Extract every line where the string "explicar" appears.

---------- Exercise material

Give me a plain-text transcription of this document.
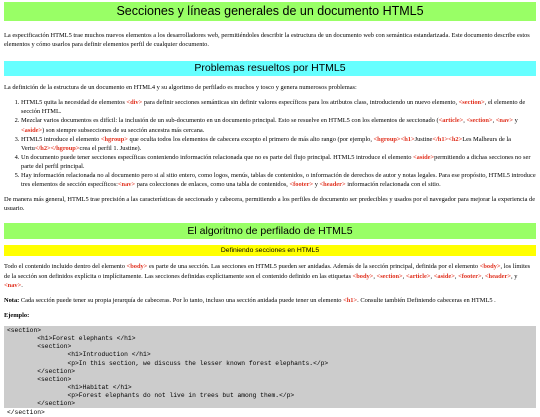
Secciones y líneas generales de un documento HTML5

La especificación HTML5 trae muchos nuevos elementos a los desarrolladores web, permitiéndoles describir la estructura de un documento web con semántica estandarizada. Este documento describe estos elementos y cómo usarlos para definir elementos perfil de cualquier documento.

Problemas resueltos por HTML5

La definición de la estructura de un documento en HTML4 y su algoritmo de perfilado es muchos y tosco y genera numerosos problemas:

1. HTML5 quita la necesidad de elementos <div> para definir secciones semánticas sin definir valores específicos para los atributos class, introduciendo un nuevo elemento, <section>, el elemento de sección HTML.
2. Mezclar varios documentos es difícil: la inclusión de un sub-documento en un documento principal. Esto se resuelve en HTML5 con los elementos de seccionado (<article>, <section>, <nav> y <aside>) son siempre subsecciones de su sección ancestra más cercana.
3. HTML5 introduce el elemento <hgroup> que oculta todos los elementos de cabecera excepto el primero de más alto rango (por ejemplo, <hgroup><h1>Justine</h1><h2>Les Malheurs de la Vertu</h2></hgroup>crea el perfil 1. Justine).
4. Un documento puede tener secciones específicas conteniendo información relacionada que no es parte del flujo principal. HTML5 introduce el elemento <aside>permitiendo a dichas secciones no ser parte del perfil principal.
5. Hay información relacionada no al documento pero si al sitio entero, como logos, menús, tablas de contenidos, o información de derechos de autor y notas legales. Para ese propósito, HTML5 introduce tres elementos de sección específicos:<nav> para colecciones de enlaces, como una tabla de contenidos, <footer> y <header> información relacionada con el sitio.

De manera más general, HTML5 trae precisión a las características de seccionado y cabecera, permitiendo a los perfiles de documento ser predecibles y usados por el navegador para mejorar la experiencia de usuario.

El algoritmo de perfilado de HTML5
Definiendo secciones en HTML5

Todo el contenido incluido dentro del elemento <body> es parte de una sección. Las secciones en HTML5 pueden ser anidadas. Además de la sección principal, definida por el elemento <body>, los límites de la sección son definidos explícita o implícitamente. Las secciones definidas explícitamente son el contenido definido en las etiquetas <body>, <section>, <article>, <aside>, <footer>, <header>, y <nav>.

Nota: Cada sección puede tener su propia jerarquía de cabeceras. Por lo tanto, incluso una sección anidada puede tener un elemento <h1>. Consulte también Definiendo cabeceras en HTML5 .

Ejemplo:

<section>
<h1>Forest elephants </h1>
<section>
<h1>Introduction </h1>
<p>In this section, we discuss the lesser known forest elephants.</p>
</section>
<section>
<h1>Habitat </h1>
<p>Forest elephants do not live in trees but among them.</p>
</section>
</section>
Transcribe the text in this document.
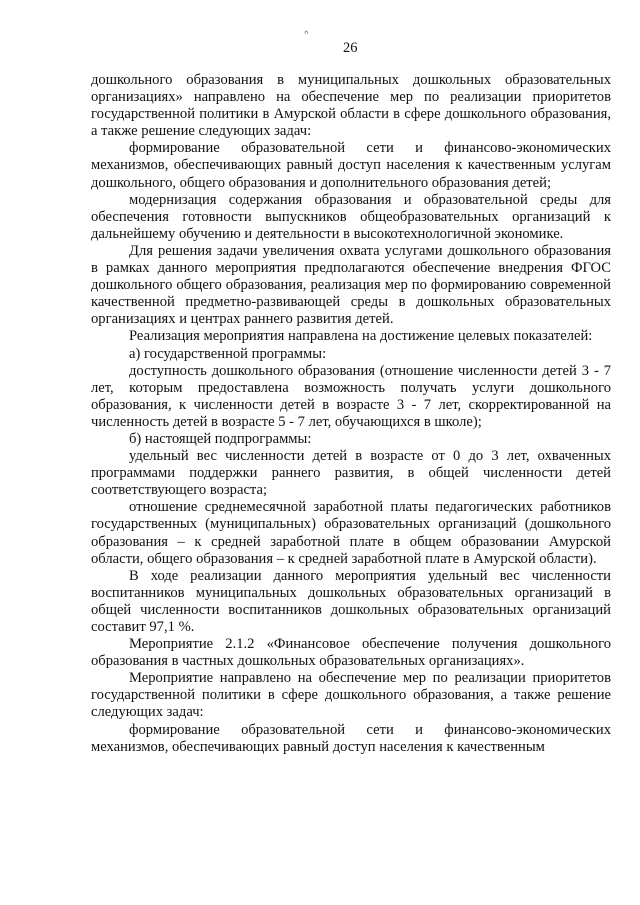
ᐢ
26

дошкольного образования в муниципальных дошкольных образовательных организациях» направлено на обеспечение мер по реализации приоритетов государственной политики в Амурской области в сфере дошкольного образования, а также решение следующих задач:

формирование образовательной сети и финансово-экономических механизмов, обеспечивающих равный доступ населения к качественным услугам дошкольного, общего образования и дополнительного образования детей;

модернизация содержания образования и образовательной среды для обеспечения готовности выпускников общеобразовательных организаций к дальнейшему обучению и деятельности в высокотехнологичной экономике.

Для решения задачи увеличения охвата услугами дошкольного образования в рамках данного мероприятия предполагаются обеспечение внедрения ФГОС дошкольного общего образования, реализация мер по формированию современной качественной предметно-развивающей среды в дошкольных образовательных организациях и центрах раннего развития детей.

Реализация мероприятия направлена на достижение целевых показателей:

а) государственной программы:

доступность дошкольного образования (отношение численности детей 3 - 7 лет, которым предоставлена возможность получать услуги дошкольного образования, к численности детей в возрасте 3 - 7 лет, скорректированной на численность детей в возрасте 5 - 7 лет, обучающихся в школе);

б) настоящей подпрограммы:

удельный вес численности детей в возрасте от 0 до 3 лет, охваченных программами поддержки раннего развития, в общей численности детей соответствующего возраста;

отношение среднемесячной заработной платы педагогических работников государственных (муниципальных) образовательных организаций (дошкольного образования – к средней заработной плате в общем образовании Амурской области, общего образования – к средней заработной плате в Амурской области).

В ходе реализации данного мероприятия удельный вес численности воспитанников муниципальных дошкольных образовательных организаций в общей численности воспитанников дошкольных образовательных организаций составит 97,1 %.

Мероприятие 2.1.2 «Финансовое обеспечение получения дошкольного образования в частных дошкольных образовательных организациях».

Мероприятие направлено на обеспечение мер по реализации приоритетов государственной политики в сфере дошкольного образования, а также решение следующих задач:

формирование образовательной сети и финансово-экономических механизмов, обеспечивающих равный доступ населения к качественным
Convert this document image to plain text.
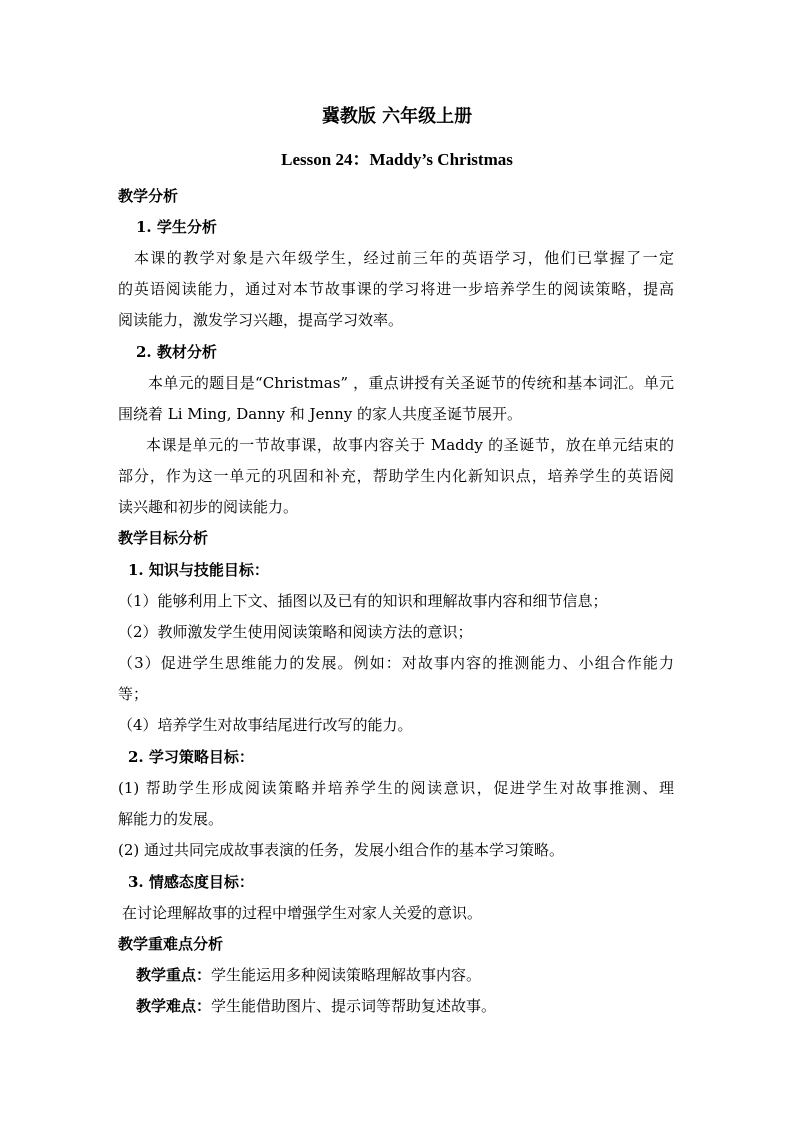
冀教版 六年级上册
Lesson 24：Maddy’s Christmas
教学分析
1. 学生分析
本课的教学对象是六年级学生，经过前三年的英语学习，他们已掌握了一定
的英语阅读能力，通过对本节故事课的学习将进一步培养学生的阅读策略，提高
阅读能力，激发学习兴趣，提高学习效率。
2. 教材分析
本单元的题目是“Christmas” ，重点讲授有关圣诞节的传统和基本词汇。单元
围绕着 Li Ming, Danny 和 Jenny 的家人共度圣诞节展开。
本课是单元的一节故事课，故事内容关于 Maddy 的圣诞节，放在单元结束的
部分，作为这一单元的巩固和补充，帮助学生内化新知识点，培养学生的英语阅
读兴趣和初步的阅读能力。
教学目标分析
1. 知识与技能目标：
（1）能够利用上下文、插图以及已有的知识和理解故事内容和细节信息；
（2）教师激发学生使用阅读策略和阅读方法的意识；
（3）促进学生思维能力的发展。例如：对故事内容的推测能力、小组合作能力
等；
（4）培养学生对故事结尾进行改写的能力。
2. 学习策略目标：
(1) 帮助学生形成阅读策略并培养学生的阅读意识，促进学生对故事推测、理
解能力的发展。
(2) 通过共同完成故事表演的任务，发展小组合作的基本学习策略。
3. 情感态度目标：
在讨论理解故事的过程中增强学生对家人关爱的意识。
教学重难点分析
教学重点：学生能运用多种阅读策略理解故事内容。
教学难点：学生能借助图片、提示词等帮助复述故事。
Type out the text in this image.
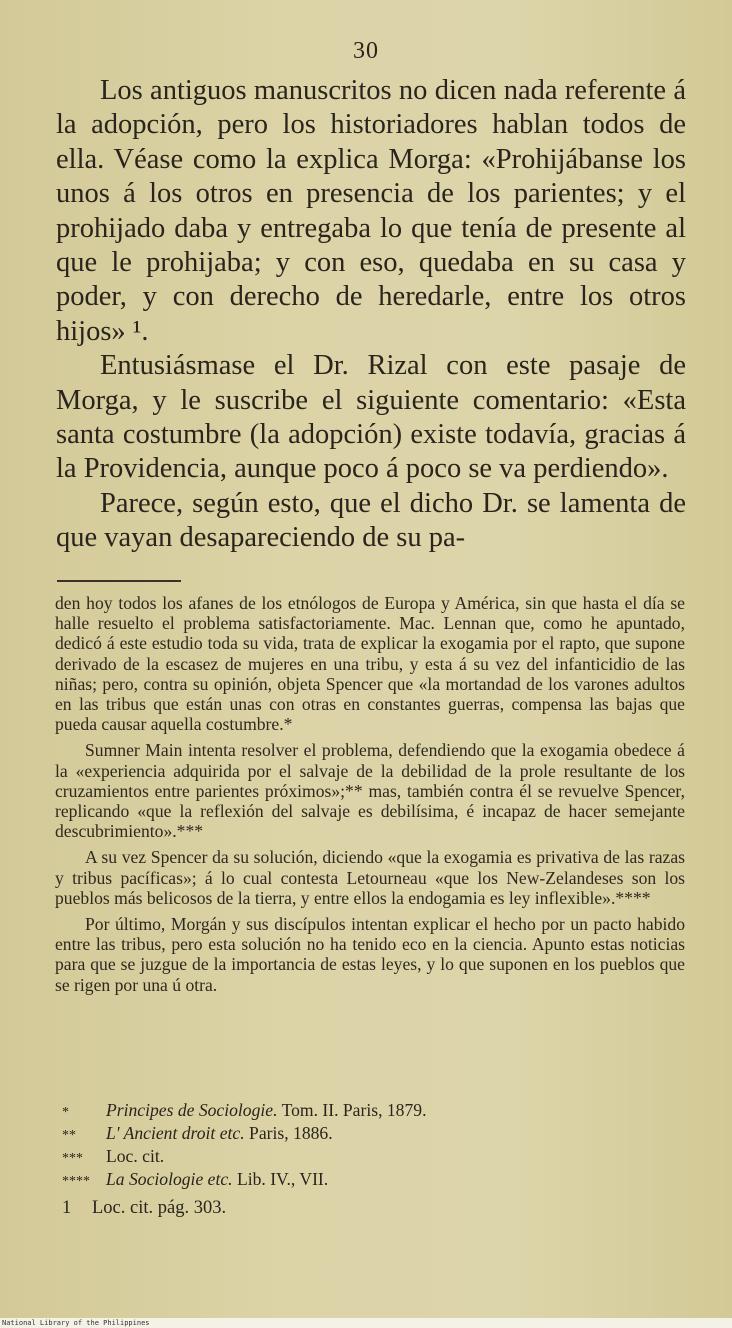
30

Los antiguos manuscritos no dicen nada referente á la adopción, pero los historiadores hablan todos de ella. Véase como la explica Morga: «Prohijábanse los unos á los otros en presencia de los parientes; y el prohijado daba y entregaba lo que tenía de presente al que le prohijaba; y con eso, quedaba en su casa y poder, y con derecho de heredarle, entre los otros hijos» ¹.

Entusiásmase el Dr. Rizal con este pasaje de Morga, y le suscribe el siguiente comentario: «Esta santa costumbre (la adopción) existe todavía, gracias á la Providencia, aunque poco á poco se va perdiendo».

Parece, según esto, que el dicho Dr. se lamenta de que vayan desapareciendo de su pa-

den hoy todos los afanes de los etnólogos de Europa y América, sin que hasta el día se halle resuelto el problema satisfactoriamente. Mac. Lennan que, como he apuntado, dedicó á este estudio toda su vida, trata de explicar la exogamia por el rapto, que supone derivado de la escasez de mujeres en una tribu, y esta á su vez del infanticidio de las niñas; pero, contra su opinión, objeta Spencer que «la mortandad de los varones adultos en las tribus que están unas con otras en constantes guerras, compensa las bajas que pueda causar aquella costumbre.*

Sumner Main intenta resolver el problema, defendiendo que la exogamia obedece á la «experiencia adquirida por el salvaje de la debilidad de la prole resultante de los cruzamientos entre parientes próximos»;** mas, también contra él se revuelve Spencer, replicando «que la reflexión del salvaje es debilísima, é incapaz de hacer semejante descubrimiento».***

A su vez Spencer da su solución, diciendo «que la exogamia es privativa de las razas y tribus pacíficas»; á lo cual contesta Letourneau «que los New-Zelandeses son los pueblos más belicosos de la tierra, y entre ellos la endogamia es ley inflexible».****

Por último, Morgán y sus discípulos intentan explicar el hecho por un pacto habido entre las tribus, pero esta solución no ha tenido eco en la ciencia. Apunto estas noticias para que se juzgue de la importancia de estas leyes, y lo que suponen en los pueblos que se rigen por una ú otra.

*	Principes de Sociologie. Tom. II. Paris, 1879.
**	L' Ancient droit etc. Paris, 1886.
***	Loc. cit.
**** La Sociologie etc. Lib. IV., VII.
1	Loc. cit. pág. 303.
National Library of the Philippines
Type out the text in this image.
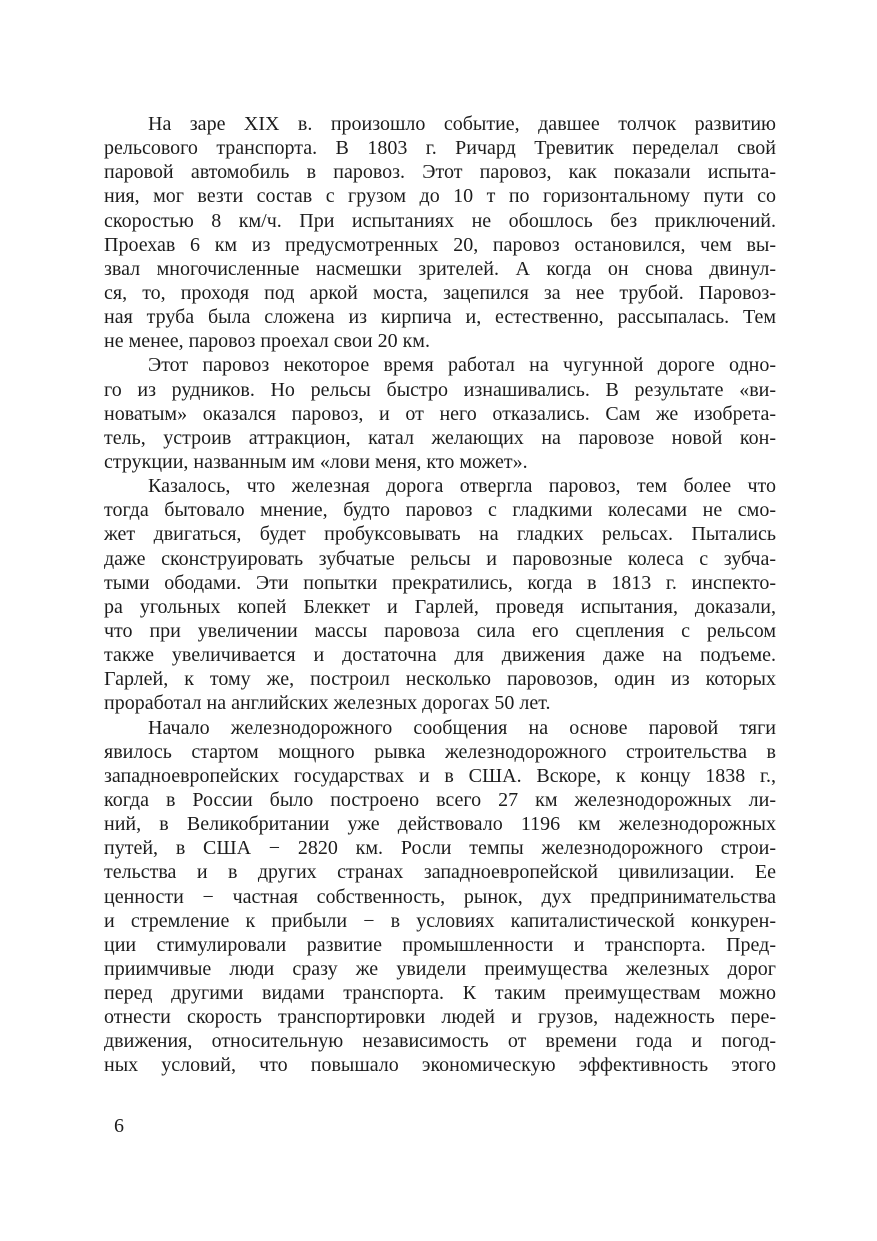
На заре XIX в. произошло событие, давшее толчок развитию
рельсового транспорта. В 1803 г. Ричард Тревитик переделал свой
паровой автомобиль в паровоз. Этот паровоз, как показали испыта-
ния, мог везти состав с грузом до 10 т по горизонтальному пути со
скоростью 8 км/ч. При испытаниях не обошлось без приключений.
Проехав 6 км из предусмотренных 20, паровоз остановился, чем вы-
звал многочисленные насмешки зрителей. А когда он снова двинул-
ся, то, проходя под аркой моста, зацепился за нее трубой. Паровоз-
ная труба была сложена из кирпича и, естественно, рассыпалась. Тем
не менее, паровоз проехал свои 20 км.
Этот паровоз некоторое время работал на чугунной дороге одно-
го из рудников. Но рельсы быстро изнашивались. В результате «ви-
новатым» оказался паровоз, и от него отказались. Сам же изобрета-
тель, устроив аттракцион, катал желающих на паровозе новой кон-
струкции, названным им «лови меня, кто может».
Казалось, что железная дорога отвергла паровоз, тем более что
тогда бытовало мнение, будто паровоз с гладкими колесами не смо-
жет двигаться, будет пробуксовывать на гладких рельсах. Пытались
даже сконструировать зубчатые рельсы и паровозные колеса с зубча-
тыми ободами. Эти попытки прекратились, когда в 1813 г. инспекто-
ра угольных копей Блеккет и Гарлей, проведя испытания, доказали,
что при увеличении массы паровоза сила его сцепления с рельсом
также увеличивается и достаточна для движения даже на подъеме.
Гарлей, к тому же, построил несколько паровозов, один из которых
проработал на английских железных дорогах 50 лет.
Начало железнодорожного сообщения на основе паровой тяги
явилось стартом мощного рывка железнодорожного строительства в
западноевропейских государствах и в США. Вскоре, к концу 1838 г.,
когда в России было построено всего 27 км железнодорожных ли-
ний, в Великобритании уже действовало 1196 км железнодорожных
путей, в США − 2820 км. Росли темпы железнодорожного строи-
тельства и в других странах западноевропейской цивилизации. Ее
ценности − частная собственность, рынок, дух предпринимательства
и стремление к прибыли − в условиях капиталистической конкурен-
ции стимулировали развитие промышленности и транспорта. Пред-
приимчивые люди сразу же увидели преимущества железных дорог
перед другими видами транспорта. К таким преимуществам можно
отнести скорость транспортировки людей и грузов, надежность пере-
движения, относительную независимость от времени года и погод-
ных условий, что повышало экономическую эффективность этого
6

--------------------

-- Result of this exercise --
den hoy todos los afanes de los etnólogos de Europa y América, sin que hasta el día se halle resuelto el problema satisfactoriamente. Mac. Lennan que, como he apuntado, dedicó á este estudio toda su vida, trata de explicar la exogamia por el rapto, que supone derivado de la escasez de mujeres en una tribu, y esta á su vez del infanticidio de las niñas; pero, contra su opinión, objeta Spencer que «la mortandad de los varones adultos en las tribus que están unas con otras en constantes guerras, compensa las bajas que pueda causar aquella costumbre.*
Por último, Morgán y sus discípulos intentan explicar el hecho por un pacto habido entre las tribus, pero esta solución no ha tenido eco en la ciencia. Apunto estas noticias para que se juzgue de la importancia de estas leyes, y lo que suponen en los pueblos que se rigen por una ú otra.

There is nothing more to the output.